*What is expected*:
Skip the images and return the records below exactly.

((

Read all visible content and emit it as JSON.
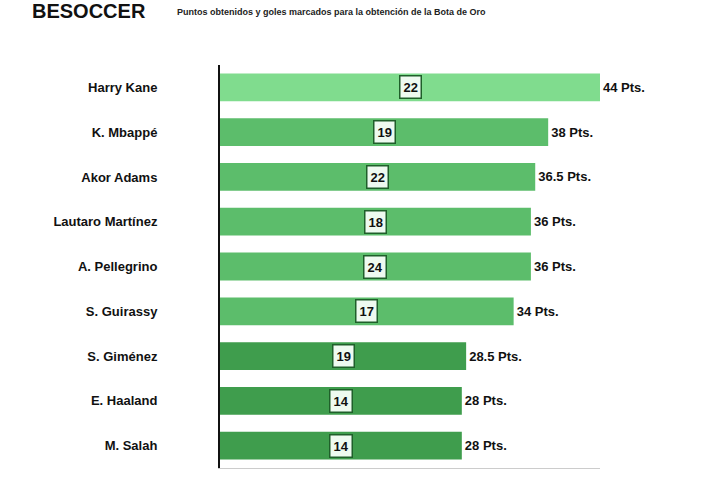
{
  "chart_data": {
    "type": "bar",
    "orientation": "horizontal",
    "title": "BESOCCER",
    "subtitle": "Puntos obtenidos y goles marcados para la obtención de la Bota de Oro",
    "categories": [
      "Harry Kane",
      "K. Mbappé",
      "Akor Adams",
      "Lautaro Martínez",
      "A. Pellegrino",
      "S. Guirassy",
      "S. Giménez",
      "E. Haaland",
      "M. Salah"
    ],
    "values": [
      44,
      38,
      36.5,
      36,
      36,
      34,
      28.5,
      28,
      28
    ],
    "value_labels": [
      "44 Pts.",
      "38 Pts.",
      "36.5 Pts.",
      "36 Pts.",
      "36 Pts.",
      "34 Pts.",
      "28.5 Pts.",
      "28 Pts.",
      "28 Pts."
    ],
    "goals": [
      22,
      19,
      22,
      18,
      24,
      17,
      19,
      14,
      14
    ],
    "colors": [
      "#80dc8e",
      "#5cbd6b",
      "#5cbd6b",
      "#5cbd6b",
      "#5cbd6b",
      "#5cbd6b",
      "#3f9d4d",
      "#3f9d4d",
      "#3f9d4d"
    ],
    "data_labels": true,
    "tick_labels": "y",
    "xlim": [
      0,
      44
    ],
    "xticks": [],
    "grid": false
  }
}
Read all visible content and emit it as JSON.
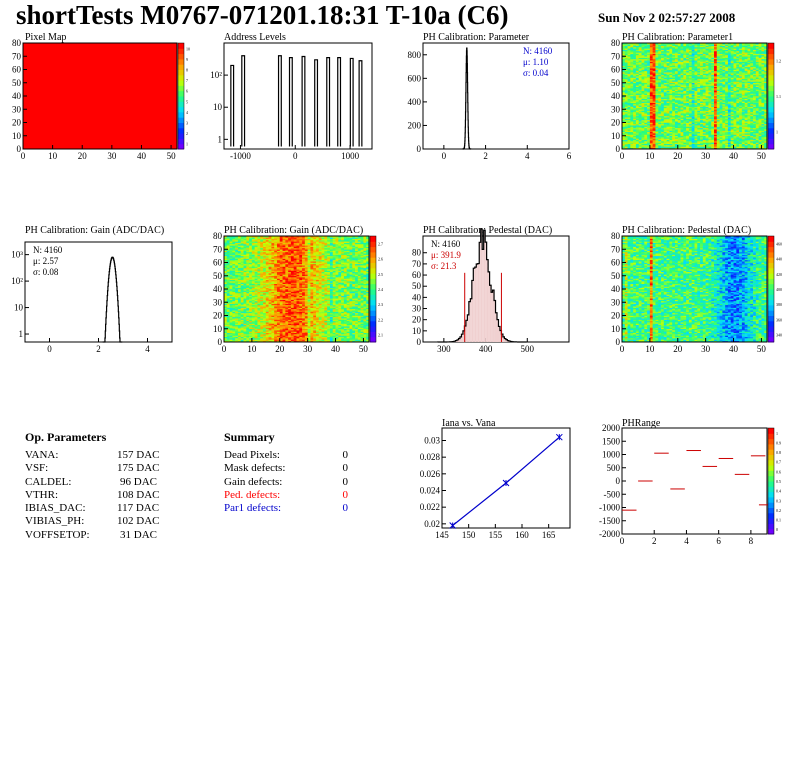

))

*Finished exercise*:
Read all visible content and emit it as JSON.
{
  "chart_data": {
    "type": "bar",
    "orientation": "horizontal",
    "title": "BESOCCER",
    "subtitle": "Puntos obtenidos y goles marcados para la obtención de la Bota de Oro",
    "categories": [
      "Harry Kane",
      "K. Mbappé",
      "Akor Adams",
      "Lautaro Martínez",
      "A. Pellegrino",
      "S. Guirassy",
      "S. Giménez",
      "E. Haaland",
      "M. Salah"
    ],
    "values": [
      44,
      38,
      36.5,
      36,
      36,
      34,
      28.5,
      28,
      28
    ],
    "value_labels": [
      "44 Pts.",
      "38 Pts.",
      "36.5 Pts.",
      "36 Pts.",
      "36 Pts.",
      "34 Pts.",
      "28.5 Pts.",
      "28 Pts.",
      "28 Pts."
    ],
    "goals": [
      22,
      19,
      22,
      18,
      24,
      17,
      19,
      14,
      14
    ],
    "colors": [
      "#80dc8e",
      "#5cbd6b",
      "#5cbd6b",
      "#5cbd6b",
      "#5cbd6b",
      "#5cbd6b",
      "#3f9d4d",
      "#3f9d4d",
      "#3f9d4d"
    ],
    "data_labels": true,
    "tick_labels": "y",
    "xlim": [
      0,
      44
    ],
    "xticks": [],
    "grid": false
  }
}
Read all visible content and emit it as JSON.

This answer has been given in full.